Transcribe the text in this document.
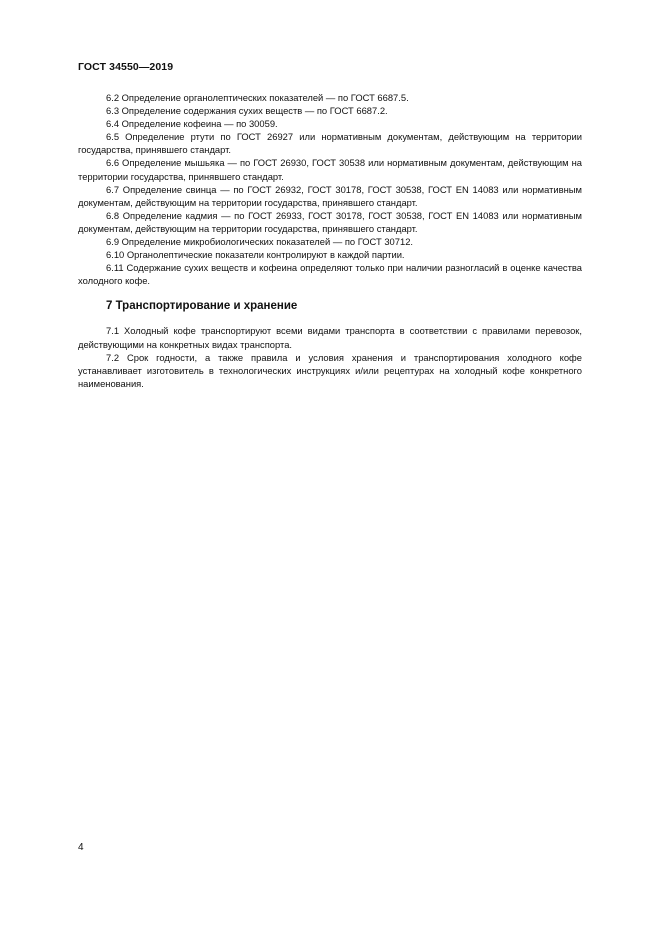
ГОСТ 34550—2019

6.2 Определение органолептических показателей — по ГОСТ 6687.5.

6.3 Определение содержания сухих веществ — по ГОСТ 6687.2.

6.4 Определение кофеина — по 30059.

6.5 Определение ртути по ГОСТ 26927 или нормативным документам, действующим на территории государства, принявшего стандарт.

6.6 Определение мышьяка — по ГОСТ 26930, ГОСТ 30538 или нормативным документам, действующим на территории государства, принявшего стандарт.

6.7 Определение свинца — по ГОСТ 26932, ГОСТ 30178, ГОСТ 30538, ГОСТ EN 14083 или нормативным документам, действующим на территории государства, принявшего стандарт.

6.8 Определение кадмия — по ГОСТ 26933, ГОСТ 30178, ГОСТ 30538, ГОСТ EN 14083 или нормативным документам, действующим на территории государства, принявшего стандарт.

6.9 Определение микробиологических показателей — по ГОСТ 30712.

6.10 Органолептические показатели контролируют в каждой партии.

6.11 Содержание сухих веществ и кофеина определяют только при наличии разногласий в оценке качества холодного кофе.

7 Транспортирование и хранение

7.1 Холодный кофе транспортируют всеми видами транспорта в соответствии с правилами перевозок, действующими на конкретных видах транспорта.

7.2 Срок годности, а также правила и условия хранения и транспортирования холодного кофе устанавливает изготовитель в технологических инструкциях и/или рецептурах на холодный кофе конкретного наименования.

4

+--

WRITTEN INSTRUCTION ->
The pictures should not be reproduced; quote all of the other material exactly.

SOLUTION FOR THIS TASK ->
Transcribe the text in this document.
ГОСТ 34550—2019

6.2 Определение органолептических показателей — по ГОСТ 6687.5.

6.3 Определение содержания сухих веществ — по ГОСТ 6687.2.

6.4 Определение кофеина — по 30059.

6.5 Определение ртути по ГОСТ 26927 или нормативным документам, действующим на территории государства, принявшего стандарт.

6.6 Определение мышьяка — по ГОСТ 26930, ГОСТ 30538 или нормативным документам, действующим на территории государства, принявшего стандарт.

6.7 Определение свинца — по ГОСТ 26932, ГОСТ 30178, ГОСТ 30538, ГОСТ EN 14083 или нормативным документам, действующим на территории государства, принявшего стандарт.

6.8 Определение кадмия — по ГОСТ 26933, ГОСТ 30178, ГОСТ 30538, ГОСТ EN 14083 или нормативным документам, действующим на территории государства, принявшего стандарт.

6.9 Определение микробиологических показателей — по ГОСТ 30712.

6.10 Органолептические показатели контролируют в каждой партии.

6.11 Содержание сухих веществ и кофеина определяют только при наличии разногласий в оценке качества холодного кофе.

7 Транспортирование и хранение

7.1 Холодный кофе транспортируют всеми видами транспорта в соответствии с правилами перевозок, действующими на конкретных видах транспорта.

7.2 Срок годности, а также правила и условия хранения и транспортирования холодного кофе устанавливает изготовитель в технологических инструкциях и/или рецептурах на холодный кофе конкретного наименования.

4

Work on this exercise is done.